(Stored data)
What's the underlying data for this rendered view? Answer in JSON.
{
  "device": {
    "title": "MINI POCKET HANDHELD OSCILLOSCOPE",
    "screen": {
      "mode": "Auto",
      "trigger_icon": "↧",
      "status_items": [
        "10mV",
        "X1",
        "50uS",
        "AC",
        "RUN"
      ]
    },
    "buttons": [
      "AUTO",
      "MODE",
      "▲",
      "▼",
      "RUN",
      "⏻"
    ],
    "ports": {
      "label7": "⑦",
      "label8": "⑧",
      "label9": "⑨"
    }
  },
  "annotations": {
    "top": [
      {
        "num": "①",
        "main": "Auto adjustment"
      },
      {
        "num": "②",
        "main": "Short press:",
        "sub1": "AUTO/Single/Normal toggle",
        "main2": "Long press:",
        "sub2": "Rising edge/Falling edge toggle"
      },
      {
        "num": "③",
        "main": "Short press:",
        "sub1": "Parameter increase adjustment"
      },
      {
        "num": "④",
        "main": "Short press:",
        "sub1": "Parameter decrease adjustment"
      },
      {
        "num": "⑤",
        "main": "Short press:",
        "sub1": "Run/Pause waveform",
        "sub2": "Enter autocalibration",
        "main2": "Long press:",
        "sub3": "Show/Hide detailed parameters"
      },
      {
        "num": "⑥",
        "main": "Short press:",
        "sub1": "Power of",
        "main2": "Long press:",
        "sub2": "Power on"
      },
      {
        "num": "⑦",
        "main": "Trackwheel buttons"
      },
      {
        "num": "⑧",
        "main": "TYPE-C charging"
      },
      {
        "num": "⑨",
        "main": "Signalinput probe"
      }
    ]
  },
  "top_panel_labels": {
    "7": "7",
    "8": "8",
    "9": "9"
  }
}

## PROMPT
Nothing in the data may differ; print all of it exactly as written.

## TASK ANSWER
What's the underlying data for this rendered view? Answer in JSON.
{
  "device": {
    "title": "MINI POCKET HANDHELD OSCILLOSCOPE",
    "screen": {
      "mode": "Auto",
      "trigger_icon": "↧",
      "status_items": [
        "10mV",
        "X1",
        "50uS",
        "AC",
        "RUN"
      ]
    },
    "buttons": [
      "AUTO",
      "MODE",
      "▲",
      "▼",
      "RUN",
      "⏻"
    ],
    "ports": {
      "label7": "⑦",
      "label8": "⑧",
      "label9": "⑨"
    }
  },
  "annotations": {
    "top": [
      {
        "num": "①",
        "main": "Auto adjustment"
      },
      {
        "num": "②",
        "main": "Short press:",
        "sub1": "AUTO/Single/Normal toggle",
        "main2": "Long press:",
        "sub2": "Rising edge/Falling edge toggle"
      },
      {
        "num": "③",
        "main": "Short press:",
        "sub1": "Parameter increase adjustment"
      },
      {
        "num": "④",
        "main": "Short press:",
        "sub1": "Parameter decrease adjustment"
      },
      {
        "num": "⑤",
        "main": "Short press:",
        "sub1": "Run/Pause waveform",
        "sub2": "Enter autocalibration",
        "main2": "Long press:",
        "sub3": "Show/Hide detailed parameters"
      },
      {
        "num": "⑥",
        "main": "Short press:",
        "sub1": "Power of",
        "main2": "Long press:",
        "sub2": "Power on"
      },
      {
        "num": "⑦",
        "main": "Trackwheel buttons"
      },
      {
        "num": "⑧",
        "main": "TYPE-C charging"
      },
      {
        "num": "⑨",
        "main": "Signalinput probe"
      }
    ]
  },
  "top_panel_labels": {
    "7": "7",
    "8": "8",
    "9": "9"
  }
}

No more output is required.